## THE REQUEST
Wherever "waist" appears in a line, copy that line.

## INFORMATION PROVIDED
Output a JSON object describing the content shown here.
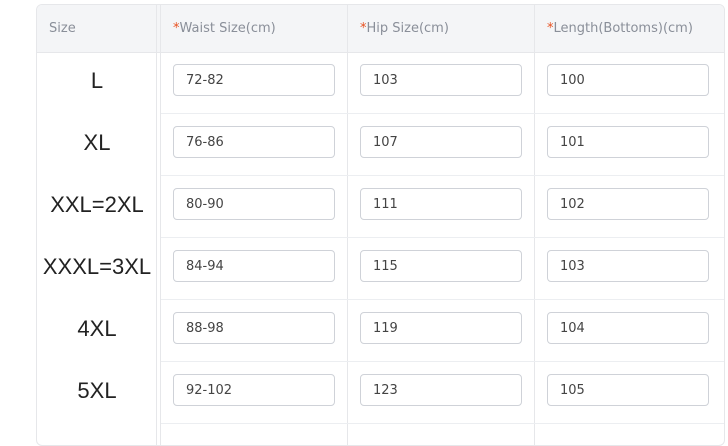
{
  "headers": {
    "size": "Size",
    "waist": "Waist Size(cm)",
    "hip": "Hip Size(cm)",
    "length": "Length(Bottoms)(cm)",
    "required_mark": "*"
  },
  "accent_required": "#e8501f",
  "rows": [
    {
      "size": "L",
      "waist": "72-82",
      "hip": "103",
      "length": "100"
    },
    {
      "size": "XL",
      "waist": "76-86",
      "hip": "107",
      "length": "101"
    },
    {
      "size": "XXL=2XL",
      "waist": "80-90",
      "hip": "111",
      "length": "102"
    },
    {
      "size": "XXXL=3XL",
      "waist": "84-94",
      "hip": "115",
      "length": "103"
    },
    {
      "size": "4XL",
      "waist": "88-98",
      "hip": "119",
      "length": "104"
    },
    {
      "size": "5XL",
      "waist": "92-102",
      "hip": "123",
      "length": "105"
    }
  ]
}
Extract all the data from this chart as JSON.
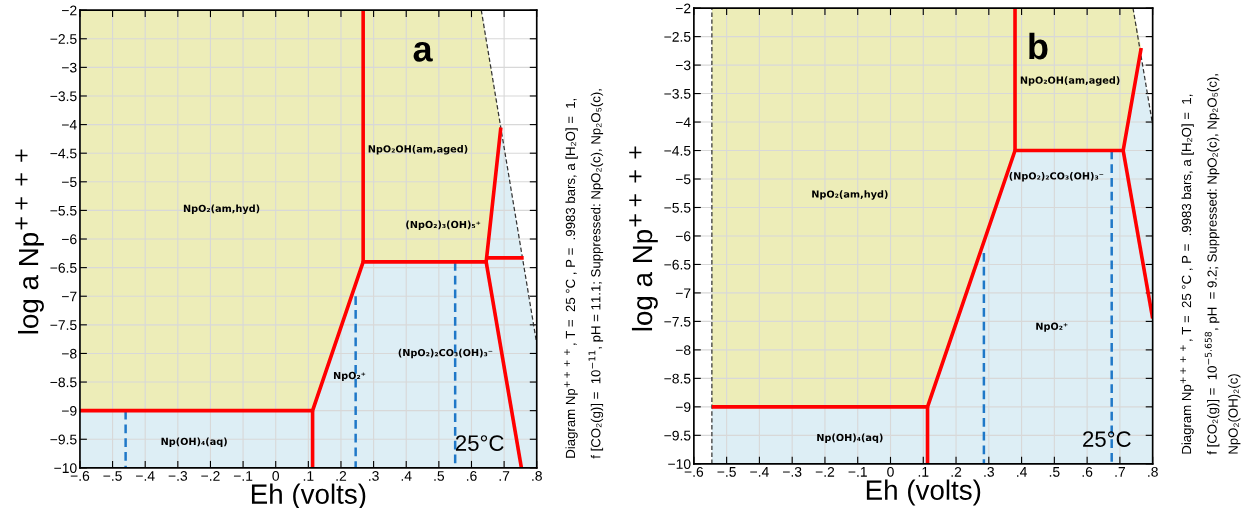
{
  "chart_data": [
    {
      "type": "line",
      "title": "a",
      "xlabel": "Eh (volts)",
      "ylabel": "log a Np$^{++++}$",
      "xlim": [
        -0.6,
        0.8
      ],
      "ylim": [
        -10,
        -2
      ],
      "xticks": [
        {
          "value": -0.6,
          "label": "−.6"
        },
        {
          "value": -0.5,
          "label": "−.5"
        },
        {
          "value": -0.4,
          "label": "−.4"
        },
        {
          "value": -0.3,
          "label": "−.3"
        },
        {
          "value": -0.2,
          "label": "−.2"
        },
        {
          "value": -0.1,
          "label": "−.1"
        },
        0,
        {
          "value": 0.1,
          "label": ".1"
        },
        {
          "value": 0.2,
          "label": ".2"
        },
        {
          "value": 0.3,
          "label": ".3"
        },
        {
          "value": 0.4,
          "label": ".4"
        },
        {
          "value": 0.5,
          "label": ".5"
        },
        {
          "value": 0.6,
          "label": ".6"
        },
        {
          "value": 0.7,
          "label": ".7"
        },
        {
          "value": 0.8,
          "label": ".8"
        }
      ],
      "yticks": [
        {
          "value": -10,
          "label": "−10"
        },
        {
          "value": -9.5,
          "label": "−9.5"
        },
        {
          "value": -9,
          "label": "−9"
        },
        {
          "value": -8.5,
          "label": "−8.5"
        },
        {
          "value": -8,
          "label": "−8"
        },
        {
          "value": -7.5,
          "label": "−7.5"
        },
        {
          "value": -7,
          "label": "−7"
        },
        {
          "value": -6.5,
          "label": "−6.5"
        },
        {
          "value": -6,
          "label": "−6"
        },
        {
          "value": -5.5,
          "label": "−5.5"
        },
        {
          "value": -5,
          "label": "−5"
        },
        {
          "value": -4.5,
          "label": "−4.5"
        },
        {
          "value": -4,
          "label": "−4"
        },
        {
          "value": -3.5,
          "label": "−3.5"
        },
        {
          "value": -3,
          "label": "−3"
        },
        {
          "value": -2.5,
          "label": "−2.5"
        },
        {
          "value": -2,
          "label": "−2"
        }
      ],
      "grid": true,
      "series": [
        {
          "color": "#333333",
          "line_style": "dashed",
          "x": [
            0.63,
            0.8
          ],
          "values": [
            -2,
            -7.83
          ]
        },
        {
          "color": "#1f78c8",
          "line_style": "dashed",
          "x": [
            -0.46,
            -0.46
          ],
          "values": [
            -9,
            -10
          ]
        },
        {
          "color": "#1f78c8",
          "line_style": "dashed",
          "x": [
            0.245,
            0.245
          ],
          "values": [
            -7,
            -10
          ]
        },
        {
          "color": "#1f78c8",
          "line_style": "dashed",
          "x": [
            0.55,
            0.55
          ],
          "values": [
            -6.4,
            -10
          ]
        },
        {
          "color": "#ff0000",
          "x": [
            -0.6,
            0.113,
            0.268,
            0.645,
            0.69
          ],
          "values": [
            -9,
            -9,
            -6.4,
            -6.4,
            -4.05
          ]
        },
        {
          "color": "#ff0000",
          "x": [
            0.113,
            0.113
          ],
          "values": [
            -10,
            -9
          ]
        },
        {
          "color": "#ff0000",
          "x": [
            0.268,
            0.268
          ],
          "values": [
            -6.4,
            -2
          ]
        },
        {
          "color": "#ff0000",
          "x": [
            0.65,
            0.76
          ],
          "values": [
            -6.33,
            -6.33
          ]
        },
        {
          "color": "#ff0000",
          "x": [
            0.645,
            0.753
          ],
          "values": [
            -6.4,
            -10
          ]
        }
      ],
      "annotations": [
        "NpO₂(am,hyd)",
        "NpO₂OH(am,aged)",
        "(NpO₂)₃(OH)₅⁺",
        "(NpO₂)₂CO₃(OH)₃⁻",
        "NpO₂⁺",
        "Np(OH)₄(aq)",
        "25°C",
        "Diagram Np$^{++++}$, T =  25 °C , P =  .9983 bars, a [H₂O] =  1,\nf [CO₂(g)] =  10$^{−11}$, pH = 11.1; Suppressed: NpO₂(c), Np₂O₅(c),"
      ]
    },
    {
      "type": "line",
      "title": "b",
      "xlabel": "Eh (volts)",
      "ylabel": "log a Np$^{++++}$",
      "xlim": [
        -0.6,
        0.8
      ],
      "ylim": [
        -10,
        -2
      ],
      "xticks": [
        {
          "value": -0.6,
          "label": "−.6"
        },
        {
          "value": -0.5,
          "label": "−.5"
        },
        {
          "value": -0.4,
          "label": "−.4"
        },
        {
          "value": -0.3,
          "label": "−.3"
        },
        {
          "value": -0.2,
          "label": "−.2"
        },
        {
          "value": -0.1,
          "label": "−.1"
        },
        0,
        {
          "value": 0.1,
          "label": ".1"
        },
        {
          "value": 0.2,
          "label": ".2"
        },
        {
          "value": 0.3,
          "label": ".3"
        },
        {
          "value": 0.4,
          "label": ".4"
        },
        {
          "value": 0.5,
          "label": ".5"
        },
        {
          "value": 0.6,
          "label": ".6"
        },
        {
          "value": 0.7,
          "label": ".7"
        },
        {
          "value": 0.8,
          "label": ".8"
        }
      ],
      "yticks": [
        {
          "value": -10,
          "label": "−10"
        },
        {
          "value": -9.5,
          "label": "−9.5"
        },
        {
          "value": -9,
          "label": "−9"
        },
        {
          "value": -8.5,
          "label": "−8.5"
        },
        {
          "value": -8,
          "label": "−8"
        },
        {
          "value": -7.5,
          "label": "−7.5"
        },
        {
          "value": -7,
          "label": "−7"
        },
        {
          "value": -6.5,
          "label": "−6.5"
        },
        {
          "value": -6,
          "label": "−6"
        },
        {
          "value": -5.5,
          "label": "−5.5"
        },
        {
          "value": -5,
          "label": "−5"
        },
        {
          "value": -4.5,
          "label": "−4.5"
        },
        {
          "value": -4,
          "label": "−4"
        },
        {
          "value": -3.5,
          "label": "−3.5"
        },
        {
          "value": -3,
          "label": "−3"
        },
        {
          "value": -2.5,
          "label": "−2.5"
        },
        {
          "value": -2,
          "label": "−2"
        }
      ],
      "grid": true,
      "series": [
        {
          "color": "#333333",
          "line_style": "dashed",
          "x": [
            -0.545,
            -0.545
          ],
          "values": [
            -10,
            -2
          ]
        },
        {
          "color": "#333333",
          "line_style": "dashed",
          "x": [
            0.74,
            0.8
          ],
          "values": [
            -2,
            -4.05
          ]
        },
        {
          "color": "#1f78c8",
          "line_style": "dashed",
          "x": [
            0.285,
            0.285
          ],
          "values": [
            -6.3,
            -10
          ]
        },
        {
          "color": "#1f78c8",
          "line_style": "dashed",
          "x": [
            0.675,
            0.675
          ],
          "values": [
            -4.5,
            -10
          ]
        },
        {
          "color": "#ff0000",
          "x": [
            -0.545,
            0.113,
            0.38,
            0.71,
            0.765
          ],
          "values": [
            -9,
            -9,
            -4.5,
            -4.5,
            -2.7
          ]
        },
        {
          "color": "#ff0000",
          "x": [
            0.113,
            0.113
          ],
          "values": [
            -10,
            -9
          ]
        },
        {
          "color": "#ff0000",
          "x": [
            0.38,
            0.38
          ],
          "values": [
            -4.5,
            -2
          ]
        },
        {
          "color": "#ff0000",
          "x": [
            0.71,
            0.8
          ],
          "values": [
            -4.5,
            -7.45
          ]
        }
      ],
      "bands": [
        {
          "axis": "x",
          "from": -0.6,
          "to": -0.545,
          "color": "#ffffff"
        }
      ],
      "annotations": [
        "NpO₂OH(am,aged)",
        "NpO₂(am,hyd)",
        "(NpO₂)₂CO₃(OH)₃⁻",
        "NpO₂⁺",
        "Np(OH)₄(aq)",
        "25°C",
        "Diagram Np$^{++++}$, T =  25 °C , P =  .9983 bars, a [H₂O] =  1,\nf [CO₂(g)] =  10$^{−5.658}$, pH  = 9.2; Suppressed: NpO₂(c), Np₂O₅(c),\nNpO₂(OH)₂(c)"
      ]
    }
  ]
}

## WORKED SOLUTION
    "waist": "Waist Size(cm)",
      "waist": "72-82",
      "waist": "76-86",
      "waist": "80-90",
      "waist": "84-94",
      "waist": "88-98",
      "waist": "92-102",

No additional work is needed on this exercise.